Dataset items
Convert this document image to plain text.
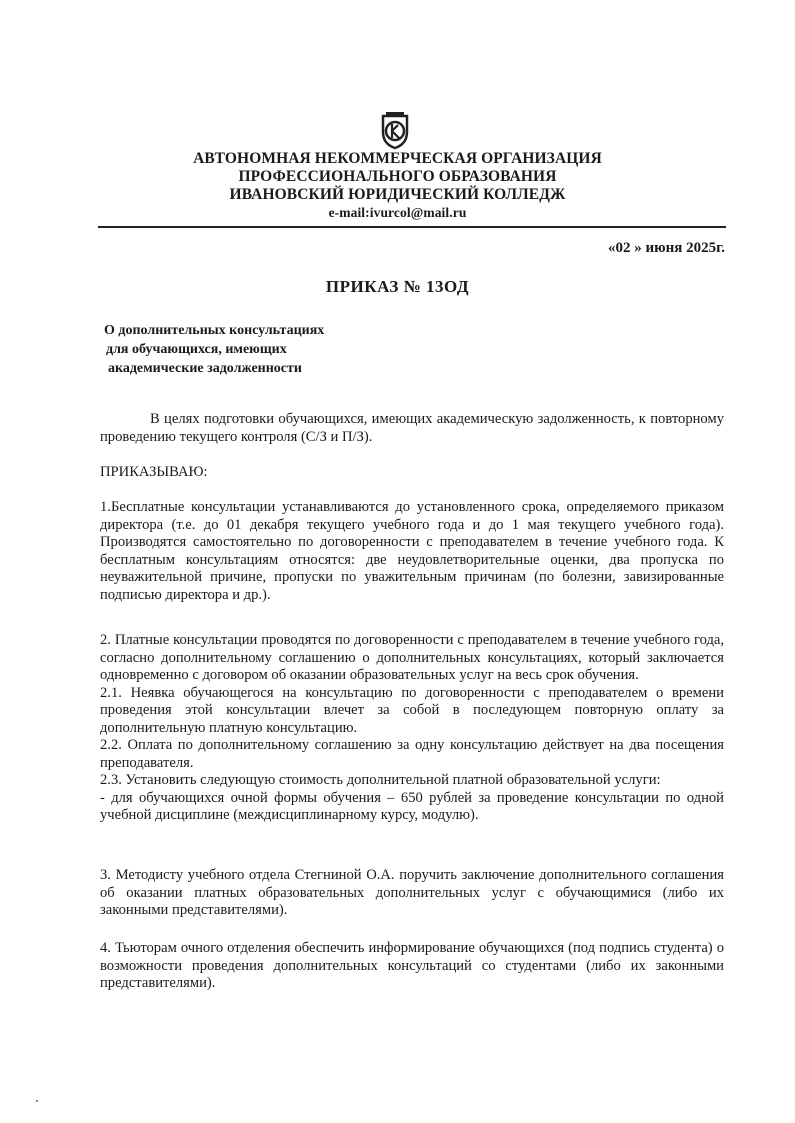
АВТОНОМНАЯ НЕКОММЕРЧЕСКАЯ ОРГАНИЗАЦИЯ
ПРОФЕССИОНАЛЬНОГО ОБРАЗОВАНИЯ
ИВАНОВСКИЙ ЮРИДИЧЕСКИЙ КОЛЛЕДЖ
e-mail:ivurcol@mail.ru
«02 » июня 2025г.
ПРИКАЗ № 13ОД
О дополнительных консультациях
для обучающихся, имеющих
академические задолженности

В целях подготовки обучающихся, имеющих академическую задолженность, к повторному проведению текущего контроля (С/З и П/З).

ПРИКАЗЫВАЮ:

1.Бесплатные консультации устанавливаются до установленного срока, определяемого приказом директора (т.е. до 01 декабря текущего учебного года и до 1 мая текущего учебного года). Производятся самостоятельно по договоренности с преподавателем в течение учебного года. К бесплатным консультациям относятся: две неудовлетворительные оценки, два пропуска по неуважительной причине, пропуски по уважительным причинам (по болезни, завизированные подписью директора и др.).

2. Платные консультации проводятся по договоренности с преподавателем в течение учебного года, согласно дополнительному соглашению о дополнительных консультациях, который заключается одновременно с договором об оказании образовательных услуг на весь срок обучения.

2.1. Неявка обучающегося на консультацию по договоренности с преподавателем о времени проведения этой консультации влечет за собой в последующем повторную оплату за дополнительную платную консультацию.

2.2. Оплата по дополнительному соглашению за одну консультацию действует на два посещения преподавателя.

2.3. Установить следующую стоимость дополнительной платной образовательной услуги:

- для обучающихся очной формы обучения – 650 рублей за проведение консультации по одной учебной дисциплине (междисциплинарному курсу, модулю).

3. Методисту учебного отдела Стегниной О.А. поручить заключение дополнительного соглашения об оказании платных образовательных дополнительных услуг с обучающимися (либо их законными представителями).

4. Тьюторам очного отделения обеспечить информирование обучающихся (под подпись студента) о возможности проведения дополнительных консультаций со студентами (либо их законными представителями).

» OBJECTIVE
Omitting all images, retype each line of the records precisely.

» WRITTEN SOLUTION
Convert this document image to plain text.
АВТОНОМНАЯ НЕКОММЕРЧЕСКАЯ ОРГАНИЗАЦИЯ
ПРОФЕССИОНАЛЬНОГО ОБРАЗОВАНИЯ
ИВАНОВСКИЙ ЮРИДИЧЕСКИЙ КОЛЛЕДЖ
e-mail:ivurcol@mail.ru
«02 » июня 2025г.
ПРИКАЗ № 13ОД
О дополнительных консультациях
для обучающихся, имеющих
академические задолженности

В целях подготовки обучающихся, имеющих академическую задолженность, к повторному проведению текущего контроля (С/З и П/З).

ПРИКАЗЫВАЮ:

1.Бесплатные консультации устанавливаются до установленного срока, определяемого приказом директора (т.е. до 01 декабря текущего учебного года и до 1 мая текущего учебного года). Производятся самостоятельно по договоренности с преподавателем в течение учебного года. К бесплатным консультациям относятся: две неудовлетворительные оценки, два пропуска по неуважительной причине, пропуски по уважительным причинам (по болезни, завизированные подписью директора и др.).

2. Платные консультации проводятся по договоренности с преподавателем в течение учебного года, согласно дополнительному соглашению о дополнительных консультациях, который заключается одновременно с договором об оказании образовательных услуг на весь срок обучения.

2.1. Неявка обучающегося на консультацию по договоренности с преподавателем о времени проведения этой консультации влечет за собой в последующем повторную оплату за дополнительную платную консультацию.

2.2. Оплата по дополнительному соглашению за одну консультацию действует на два посещения преподавателя.

2.3. Установить следующую стоимость дополнительной платной образовательной услуги:

- для обучающихся очной формы обучения – 650 рублей за проведение консультации по одной учебной дисциплине (междисциплинарному курсу, модулю).

3. Методисту учебного отдела Стегниной О.А. поручить заключение дополнительного соглашения об оказании платных образовательных дополнительных услуг с обучающимися (либо их законными представителями).

4. Тьюторам очного отделения обеспечить информирование обучающихся (под подпись студента) о возможности проведения дополнительных консультаций со студентами (либо их законными представителями).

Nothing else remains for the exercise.